**Record list**
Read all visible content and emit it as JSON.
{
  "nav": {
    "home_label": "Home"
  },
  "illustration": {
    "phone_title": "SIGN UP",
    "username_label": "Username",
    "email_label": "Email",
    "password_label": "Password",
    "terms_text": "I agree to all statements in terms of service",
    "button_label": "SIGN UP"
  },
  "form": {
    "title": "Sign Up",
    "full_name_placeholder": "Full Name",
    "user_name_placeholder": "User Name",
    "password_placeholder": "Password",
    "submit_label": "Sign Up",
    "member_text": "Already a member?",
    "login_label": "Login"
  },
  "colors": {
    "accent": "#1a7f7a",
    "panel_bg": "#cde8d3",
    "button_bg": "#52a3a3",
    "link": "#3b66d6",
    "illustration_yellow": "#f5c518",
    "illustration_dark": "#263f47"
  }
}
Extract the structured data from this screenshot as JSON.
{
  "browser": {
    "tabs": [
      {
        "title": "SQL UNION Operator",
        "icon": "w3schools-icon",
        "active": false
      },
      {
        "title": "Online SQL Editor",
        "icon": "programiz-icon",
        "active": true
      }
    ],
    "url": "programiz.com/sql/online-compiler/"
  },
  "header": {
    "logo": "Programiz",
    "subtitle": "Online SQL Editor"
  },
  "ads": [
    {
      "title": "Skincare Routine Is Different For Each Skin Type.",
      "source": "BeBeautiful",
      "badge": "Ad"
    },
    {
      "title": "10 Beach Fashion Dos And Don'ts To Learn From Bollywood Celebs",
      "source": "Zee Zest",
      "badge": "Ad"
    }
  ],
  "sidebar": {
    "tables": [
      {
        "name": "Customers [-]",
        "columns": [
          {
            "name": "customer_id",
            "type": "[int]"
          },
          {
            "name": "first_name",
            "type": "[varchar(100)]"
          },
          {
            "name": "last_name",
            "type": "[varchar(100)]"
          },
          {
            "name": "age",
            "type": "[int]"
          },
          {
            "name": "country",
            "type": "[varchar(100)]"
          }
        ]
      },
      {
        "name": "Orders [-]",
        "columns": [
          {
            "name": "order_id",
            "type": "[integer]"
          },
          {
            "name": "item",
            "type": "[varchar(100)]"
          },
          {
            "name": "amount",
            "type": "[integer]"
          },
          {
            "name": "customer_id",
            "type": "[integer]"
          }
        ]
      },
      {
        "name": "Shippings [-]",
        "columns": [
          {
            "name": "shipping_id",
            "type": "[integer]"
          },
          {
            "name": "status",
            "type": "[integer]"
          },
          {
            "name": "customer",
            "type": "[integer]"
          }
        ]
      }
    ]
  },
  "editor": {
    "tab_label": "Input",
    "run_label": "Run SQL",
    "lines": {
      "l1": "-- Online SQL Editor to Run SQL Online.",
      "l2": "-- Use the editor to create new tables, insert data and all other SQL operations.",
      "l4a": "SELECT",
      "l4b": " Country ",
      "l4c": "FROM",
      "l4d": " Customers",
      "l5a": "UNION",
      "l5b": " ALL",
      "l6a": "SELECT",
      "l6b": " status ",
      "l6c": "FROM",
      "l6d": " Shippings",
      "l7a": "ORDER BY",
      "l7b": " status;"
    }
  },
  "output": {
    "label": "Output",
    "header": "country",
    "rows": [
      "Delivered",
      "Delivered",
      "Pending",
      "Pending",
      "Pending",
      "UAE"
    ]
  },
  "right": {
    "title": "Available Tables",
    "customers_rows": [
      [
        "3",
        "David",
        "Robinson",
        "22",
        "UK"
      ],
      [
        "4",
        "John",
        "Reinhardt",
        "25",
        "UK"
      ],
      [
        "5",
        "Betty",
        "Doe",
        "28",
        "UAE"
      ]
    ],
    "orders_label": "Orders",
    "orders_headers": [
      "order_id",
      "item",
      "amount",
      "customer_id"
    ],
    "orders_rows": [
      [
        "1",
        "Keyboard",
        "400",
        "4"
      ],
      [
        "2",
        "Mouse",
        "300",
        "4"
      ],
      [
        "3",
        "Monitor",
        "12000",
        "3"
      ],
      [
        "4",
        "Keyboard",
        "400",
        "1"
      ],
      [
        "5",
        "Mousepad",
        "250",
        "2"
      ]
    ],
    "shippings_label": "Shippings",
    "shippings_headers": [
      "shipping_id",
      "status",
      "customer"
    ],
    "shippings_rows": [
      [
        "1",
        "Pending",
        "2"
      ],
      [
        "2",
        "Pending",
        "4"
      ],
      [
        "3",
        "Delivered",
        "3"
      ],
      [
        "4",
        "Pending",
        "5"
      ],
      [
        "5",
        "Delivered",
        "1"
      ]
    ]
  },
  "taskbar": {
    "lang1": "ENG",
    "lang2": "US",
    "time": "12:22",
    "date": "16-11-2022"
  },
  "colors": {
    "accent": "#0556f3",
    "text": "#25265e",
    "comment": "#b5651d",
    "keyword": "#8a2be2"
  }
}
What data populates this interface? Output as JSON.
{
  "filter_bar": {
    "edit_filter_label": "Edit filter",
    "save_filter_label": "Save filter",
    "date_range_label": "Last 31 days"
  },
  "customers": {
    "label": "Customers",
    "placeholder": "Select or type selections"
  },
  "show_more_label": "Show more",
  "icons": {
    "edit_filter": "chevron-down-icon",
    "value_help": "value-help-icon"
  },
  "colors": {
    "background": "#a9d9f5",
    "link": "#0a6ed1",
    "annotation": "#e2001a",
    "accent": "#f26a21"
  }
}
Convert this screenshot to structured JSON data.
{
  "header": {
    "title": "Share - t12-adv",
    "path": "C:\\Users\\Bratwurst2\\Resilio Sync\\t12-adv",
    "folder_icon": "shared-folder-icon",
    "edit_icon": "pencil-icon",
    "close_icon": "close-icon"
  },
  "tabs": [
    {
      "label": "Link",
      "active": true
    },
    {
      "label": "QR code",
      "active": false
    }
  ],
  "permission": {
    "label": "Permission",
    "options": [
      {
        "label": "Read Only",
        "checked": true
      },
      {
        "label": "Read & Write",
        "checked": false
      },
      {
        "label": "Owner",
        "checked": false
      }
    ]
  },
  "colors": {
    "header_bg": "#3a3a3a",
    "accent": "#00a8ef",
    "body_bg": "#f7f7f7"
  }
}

**Written exercise**
Type out the whole listing above again, exactly as it stands.

**Complete response**
Read all visible content and emit it as JSON.
{
  "nav": {
    "home_label": "Home"
  },
  "illustration": {
    "phone_title": "SIGN UP",
    "username_label": "Username",
    "email_label": "Email",
    "password_label": "Password",
    "terms_text": "I agree to all statements in terms of service",
    "button_label": "SIGN UP"
  },
  "form": {
    "title": "Sign Up",
    "full_name_placeholder": "Full Name",
    "user_name_placeholder": "User Name",
    "password_placeholder": "Password",
    "submit_label": "Sign Up",
    "member_text": "Already a member?",
    "login_label": "Login"
  },
  "colors": {
    "accent": "#1a7f7a",
    "panel_bg": "#cde8d3",
    "button_bg": "#52a3a3",
    "link": "#3b66d6",
    "illustration_yellow": "#f5c518",
    "illustration_dark": "#263f47"
  }
}
Extract the structured data from this screenshot as JSON.
{
  "browser": {
    "tabs": [
      {
        "title": "SQL UNION Operator",
        "icon": "w3schools-icon",
        "active": false
      },
      {
        "title": "Online SQL Editor",
        "icon": "programiz-icon",
        "active": true
      }
    ],
    "url": "programiz.com/sql/online-compiler/"
  },
  "header": {
    "logo": "Programiz",
    "subtitle": "Online SQL Editor"
  },
  "ads": [
    {
      "title": "Skincare Routine Is Different For Each Skin Type.",
      "source": "BeBeautiful",
      "badge": "Ad"
    },
    {
      "title": "10 Beach Fashion Dos And Don'ts To Learn From Bollywood Celebs",
      "source": "Zee Zest",
      "badge": "Ad"
    }
  ],
  "sidebar": {
    "tables": [
      {
        "name": "Customers [-]",
        "columns": [
          {
            "name": "customer_id",
            "type": "[int]"
          },
          {
            "name": "first_name",
            "type": "[varchar(100)]"
          },
          {
            "name": "last_name",
            "type": "[varchar(100)]"
          },
          {
            "name": "age",
            "type": "[int]"
          },
          {
            "name": "country",
            "type": "[varchar(100)]"
          }
        ]
      },
      {
        "name": "Orders [-]",
        "columns": [
          {
            "name": "order_id",
            "type": "[integer]"
          },
          {
            "name": "item",
            "type": "[varchar(100)]"
          },
          {
            "name": "amount",
            "type": "[integer]"
          },
          {
            "name": "customer_id",
            "type": "[integer]"
          }
        ]
      },
      {
        "name": "Shippings [-]",
        "columns": [
          {
            "name": "shipping_id",
            "type": "[integer]"
          },
          {
            "name": "status",
            "type": "[integer]"
          },
          {
            "name": "customer",
            "type": "[integer]"
          }
        ]
      }
    ]
  },
  "editor": {
    "tab_label": "Input",
    "run_label": "Run SQL",
    "lines": {
      "l1": "-- Online SQL Editor to Run SQL Online.",
      "l2": "-- Use the editor to create new tables, insert data and all other SQL operations.",
      "l4a": "SELECT",
      "l4b": " Country ",
      "l4c": "FROM",
      "l4d": " Customers",
      "l5a": "UNION",
      "l5b": " ALL",
      "l6a": "SELECT",
      "l6b": " status ",
      "l6c": "FROM",
      "l6d": " Shippings",
      "l7a": "ORDER BY",
      "l7b": " status;"
    }
  },
  "output": {
    "label": "Output",
    "header": "country",
    "rows": [
      "Delivered",
      "Delivered",
      "Pending",
      "Pending",
      "Pending",
      "UAE"
    ]
  },
  "right": {
    "title": "Available Tables",
    "customers_rows": [
      [
        "3",
        "David",
        "Robinson",
        "22",
        "UK"
      ],
      [
        "4",
        "John",
        "Reinhardt",
        "25",
        "UK"
      ],
      [
        "5",
        "Betty",
        "Doe",
        "28",
        "UAE"
      ]
    ],
    "orders_label": "Orders",
    "orders_headers": [
      "order_id",
      "item",
      "amount",
      "customer_id"
    ],
    "orders_rows": [
      [
        "1",
        "Keyboard",
        "400",
        "4"
      ],
      [
        "2",
        "Mouse",
        "300",
        "4"
      ],
      [
        "3",
        "Monitor",
        "12000",
        "3"
      ],
      [
        "4",
        "Keyboard",
        "400",
        "1"
      ],
      [
        "5",
        "Mousepad",
        "250",
        "2"
      ]
    ],
    "shippings_label": "Shippings",
    "shippings_headers": [
      "shipping_id",
      "status",
      "customer"
    ],
    "shippings_rows": [
      [
        "1",
        "Pending",
        "2"
      ],
      [
        "2",
        "Pending",
        "4"
      ],
      [
        "3",
        "Delivered",
        "3"
      ],
      [
        "4",
        "Pending",
        "5"
      ],
      [
        "5",
        "Delivered",
        "1"
      ]
    ]
  },
  "taskbar": {
    "lang1": "ENG",
    "lang2": "US",
    "time": "12:22",
    "date": "16-11-2022"
  },
  "colors": {
    "accent": "#0556f3",
    "text": "#25265e",
    "comment": "#b5651d",
    "keyword": "#8a2be2"
  }
}
What data populates this interface? Output as JSON.
{
  "filter_bar": {
    "edit_filter_label": "Edit filter",
    "save_filter_label": "Save filter",
    "date_range_label": "Last 31 days"
  },
  "customers": {
    "label": "Customers",
    "placeholder": "Select or type selections"
  },
  "show_more_label": "Show more",
  "icons": {
    "edit_filter": "chevron-down-icon",
    "value_help": "value-help-icon"
  },
  "colors": {
    "background": "#a9d9f5",
    "link": "#0a6ed1",
    "annotation": "#e2001a",
    "accent": "#f26a21"
  }
}
Convert this screenshot to structured JSON data.
{
  "header": {
    "title": "Share - t12-adv",
    "path": "C:\\Users\\Bratwurst2\\Resilio Sync\\t12-adv",
    "folder_icon": "shared-folder-icon",
    "edit_icon": "pencil-icon",
    "close_icon": "close-icon"
  },
  "tabs": [
    {
      "label": "Link",
      "active": true
    },
    {
      "label": "QR code",
      "active": false
    }
  ],
  "permission": {
    "label": "Permission",
    "options": [
      {
        "label": "Read Only",
        "checked": true
      },
      {
        "label": "Read & Write",
        "checked": false
      },
      {
        "label": "Owner",
        "checked": false
      }
    ]
  },
  "colors": {
    "header_bg": "#3a3a3a",
    "accent": "#00a8ef",
    "body_bg": "#f7f7f7"
  }
}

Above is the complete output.